**Task details:** From the entries that follow, pick out all lines holding "маркетплейса".

**Dataset excerpts:**
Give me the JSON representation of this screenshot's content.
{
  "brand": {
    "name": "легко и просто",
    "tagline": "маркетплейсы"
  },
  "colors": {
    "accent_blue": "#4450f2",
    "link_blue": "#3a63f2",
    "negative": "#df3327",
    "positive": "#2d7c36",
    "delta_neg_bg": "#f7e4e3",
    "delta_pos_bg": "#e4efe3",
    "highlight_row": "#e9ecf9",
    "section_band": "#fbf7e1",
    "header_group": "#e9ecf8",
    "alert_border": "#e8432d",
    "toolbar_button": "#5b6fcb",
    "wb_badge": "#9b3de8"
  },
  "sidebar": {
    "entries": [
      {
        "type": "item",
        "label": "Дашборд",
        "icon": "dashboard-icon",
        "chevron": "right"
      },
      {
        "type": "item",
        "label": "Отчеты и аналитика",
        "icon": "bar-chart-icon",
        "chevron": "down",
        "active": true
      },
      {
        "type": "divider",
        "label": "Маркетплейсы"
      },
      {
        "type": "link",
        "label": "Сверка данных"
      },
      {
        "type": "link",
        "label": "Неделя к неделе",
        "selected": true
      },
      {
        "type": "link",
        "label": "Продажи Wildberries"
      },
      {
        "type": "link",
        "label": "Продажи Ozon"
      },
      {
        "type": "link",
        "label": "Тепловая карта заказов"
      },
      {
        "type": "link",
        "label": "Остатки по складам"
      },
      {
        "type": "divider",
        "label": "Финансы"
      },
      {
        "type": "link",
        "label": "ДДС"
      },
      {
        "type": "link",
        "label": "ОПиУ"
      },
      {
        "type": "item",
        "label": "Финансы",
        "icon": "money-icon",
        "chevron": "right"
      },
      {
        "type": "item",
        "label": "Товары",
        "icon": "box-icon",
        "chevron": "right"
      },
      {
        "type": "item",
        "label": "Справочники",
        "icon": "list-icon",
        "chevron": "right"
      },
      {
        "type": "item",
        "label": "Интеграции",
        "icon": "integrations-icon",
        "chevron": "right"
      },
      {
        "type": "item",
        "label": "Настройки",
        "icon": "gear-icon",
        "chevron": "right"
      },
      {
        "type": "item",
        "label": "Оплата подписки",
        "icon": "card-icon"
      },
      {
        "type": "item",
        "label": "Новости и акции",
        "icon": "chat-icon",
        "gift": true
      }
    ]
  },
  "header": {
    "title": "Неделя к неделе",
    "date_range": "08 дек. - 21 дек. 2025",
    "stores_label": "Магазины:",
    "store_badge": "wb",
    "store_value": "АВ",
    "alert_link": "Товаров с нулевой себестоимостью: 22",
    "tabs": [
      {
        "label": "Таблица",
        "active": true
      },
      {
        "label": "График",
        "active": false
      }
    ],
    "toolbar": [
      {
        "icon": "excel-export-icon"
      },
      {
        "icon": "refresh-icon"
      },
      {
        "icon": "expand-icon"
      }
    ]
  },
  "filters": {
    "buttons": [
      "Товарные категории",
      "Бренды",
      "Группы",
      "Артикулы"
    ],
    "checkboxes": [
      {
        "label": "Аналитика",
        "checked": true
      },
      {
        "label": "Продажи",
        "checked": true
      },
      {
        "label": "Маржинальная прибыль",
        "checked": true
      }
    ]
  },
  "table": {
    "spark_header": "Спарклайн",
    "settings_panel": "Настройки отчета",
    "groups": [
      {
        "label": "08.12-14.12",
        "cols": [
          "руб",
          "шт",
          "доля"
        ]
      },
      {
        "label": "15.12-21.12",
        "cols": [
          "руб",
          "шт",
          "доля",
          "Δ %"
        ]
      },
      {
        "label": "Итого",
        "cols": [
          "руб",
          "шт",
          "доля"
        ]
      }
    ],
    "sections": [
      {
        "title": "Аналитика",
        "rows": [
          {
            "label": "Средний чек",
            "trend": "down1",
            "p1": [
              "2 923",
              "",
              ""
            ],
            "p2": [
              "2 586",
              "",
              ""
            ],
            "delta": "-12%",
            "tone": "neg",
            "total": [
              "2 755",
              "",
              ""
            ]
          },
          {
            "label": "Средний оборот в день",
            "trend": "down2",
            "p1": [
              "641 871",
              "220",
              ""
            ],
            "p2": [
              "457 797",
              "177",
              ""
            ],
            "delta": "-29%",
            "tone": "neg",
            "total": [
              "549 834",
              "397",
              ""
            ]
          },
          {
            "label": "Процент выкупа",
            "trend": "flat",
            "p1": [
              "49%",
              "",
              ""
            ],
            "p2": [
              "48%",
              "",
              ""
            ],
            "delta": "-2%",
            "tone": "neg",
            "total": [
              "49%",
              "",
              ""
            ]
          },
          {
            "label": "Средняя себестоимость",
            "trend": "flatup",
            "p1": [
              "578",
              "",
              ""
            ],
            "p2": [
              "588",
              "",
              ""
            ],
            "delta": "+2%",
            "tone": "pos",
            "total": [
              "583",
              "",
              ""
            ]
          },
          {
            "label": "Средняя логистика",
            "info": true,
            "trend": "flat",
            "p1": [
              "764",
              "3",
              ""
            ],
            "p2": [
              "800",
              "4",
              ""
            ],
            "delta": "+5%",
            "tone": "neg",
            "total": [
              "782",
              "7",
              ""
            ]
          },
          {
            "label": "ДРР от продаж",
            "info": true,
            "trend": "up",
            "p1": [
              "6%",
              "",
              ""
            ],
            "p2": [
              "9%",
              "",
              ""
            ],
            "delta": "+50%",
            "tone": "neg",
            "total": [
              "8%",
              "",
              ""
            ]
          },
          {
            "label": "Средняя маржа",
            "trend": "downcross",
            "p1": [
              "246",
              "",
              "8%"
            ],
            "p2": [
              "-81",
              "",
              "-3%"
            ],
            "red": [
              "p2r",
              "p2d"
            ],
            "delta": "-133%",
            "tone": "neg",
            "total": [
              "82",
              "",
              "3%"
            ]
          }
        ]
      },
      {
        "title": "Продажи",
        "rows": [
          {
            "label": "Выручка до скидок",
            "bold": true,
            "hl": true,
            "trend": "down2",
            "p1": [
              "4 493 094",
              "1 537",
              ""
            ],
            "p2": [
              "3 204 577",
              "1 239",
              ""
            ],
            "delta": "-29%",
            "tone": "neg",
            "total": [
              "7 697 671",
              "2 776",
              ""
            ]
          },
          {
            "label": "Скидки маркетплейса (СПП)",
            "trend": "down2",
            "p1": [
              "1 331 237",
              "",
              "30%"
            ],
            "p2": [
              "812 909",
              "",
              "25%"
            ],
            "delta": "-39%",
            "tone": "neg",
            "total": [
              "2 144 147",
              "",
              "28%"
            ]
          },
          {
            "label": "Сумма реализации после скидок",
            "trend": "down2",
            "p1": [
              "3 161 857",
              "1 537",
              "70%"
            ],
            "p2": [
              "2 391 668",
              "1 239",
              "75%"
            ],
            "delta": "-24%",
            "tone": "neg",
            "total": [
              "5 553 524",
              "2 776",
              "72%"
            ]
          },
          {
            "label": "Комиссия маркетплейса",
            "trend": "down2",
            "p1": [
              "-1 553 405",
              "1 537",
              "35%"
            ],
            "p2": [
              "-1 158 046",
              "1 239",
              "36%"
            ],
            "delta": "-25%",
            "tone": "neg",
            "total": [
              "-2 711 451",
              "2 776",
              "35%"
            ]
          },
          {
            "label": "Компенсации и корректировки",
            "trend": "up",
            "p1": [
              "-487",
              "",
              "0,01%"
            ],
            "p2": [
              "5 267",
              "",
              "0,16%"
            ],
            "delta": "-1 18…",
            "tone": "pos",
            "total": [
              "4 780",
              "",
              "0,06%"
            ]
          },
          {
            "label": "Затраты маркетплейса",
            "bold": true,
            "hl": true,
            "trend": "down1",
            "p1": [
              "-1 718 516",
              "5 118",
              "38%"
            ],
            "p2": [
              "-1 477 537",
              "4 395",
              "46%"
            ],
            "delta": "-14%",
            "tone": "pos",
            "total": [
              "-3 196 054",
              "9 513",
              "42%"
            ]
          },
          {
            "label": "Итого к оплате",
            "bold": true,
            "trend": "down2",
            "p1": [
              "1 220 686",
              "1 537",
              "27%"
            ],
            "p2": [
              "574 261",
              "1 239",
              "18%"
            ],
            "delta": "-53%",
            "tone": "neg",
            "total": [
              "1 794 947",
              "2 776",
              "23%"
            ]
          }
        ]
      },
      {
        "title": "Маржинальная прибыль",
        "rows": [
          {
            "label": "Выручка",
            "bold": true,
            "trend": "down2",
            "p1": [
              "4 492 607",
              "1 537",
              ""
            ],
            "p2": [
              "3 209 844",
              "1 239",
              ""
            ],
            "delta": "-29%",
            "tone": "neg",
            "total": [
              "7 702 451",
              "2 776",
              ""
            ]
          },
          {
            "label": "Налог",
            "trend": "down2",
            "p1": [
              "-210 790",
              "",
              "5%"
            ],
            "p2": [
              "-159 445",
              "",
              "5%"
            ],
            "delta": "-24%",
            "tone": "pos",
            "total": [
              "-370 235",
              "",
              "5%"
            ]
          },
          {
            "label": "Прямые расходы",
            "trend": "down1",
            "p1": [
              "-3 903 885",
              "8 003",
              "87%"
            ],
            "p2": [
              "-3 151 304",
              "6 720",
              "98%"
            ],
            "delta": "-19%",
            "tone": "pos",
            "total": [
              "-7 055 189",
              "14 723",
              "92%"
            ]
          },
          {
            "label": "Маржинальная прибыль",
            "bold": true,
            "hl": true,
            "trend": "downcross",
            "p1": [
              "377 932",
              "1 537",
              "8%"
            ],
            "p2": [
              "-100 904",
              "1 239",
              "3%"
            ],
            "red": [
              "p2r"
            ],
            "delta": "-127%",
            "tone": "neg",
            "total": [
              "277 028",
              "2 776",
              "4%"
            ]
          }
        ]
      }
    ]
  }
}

**Reply to the exercise:**
            "label": "Скидки маркетплейса (СПП)",
            "label": "Комиссия маркетплейса",
            "label": "Затраты маркетплейса",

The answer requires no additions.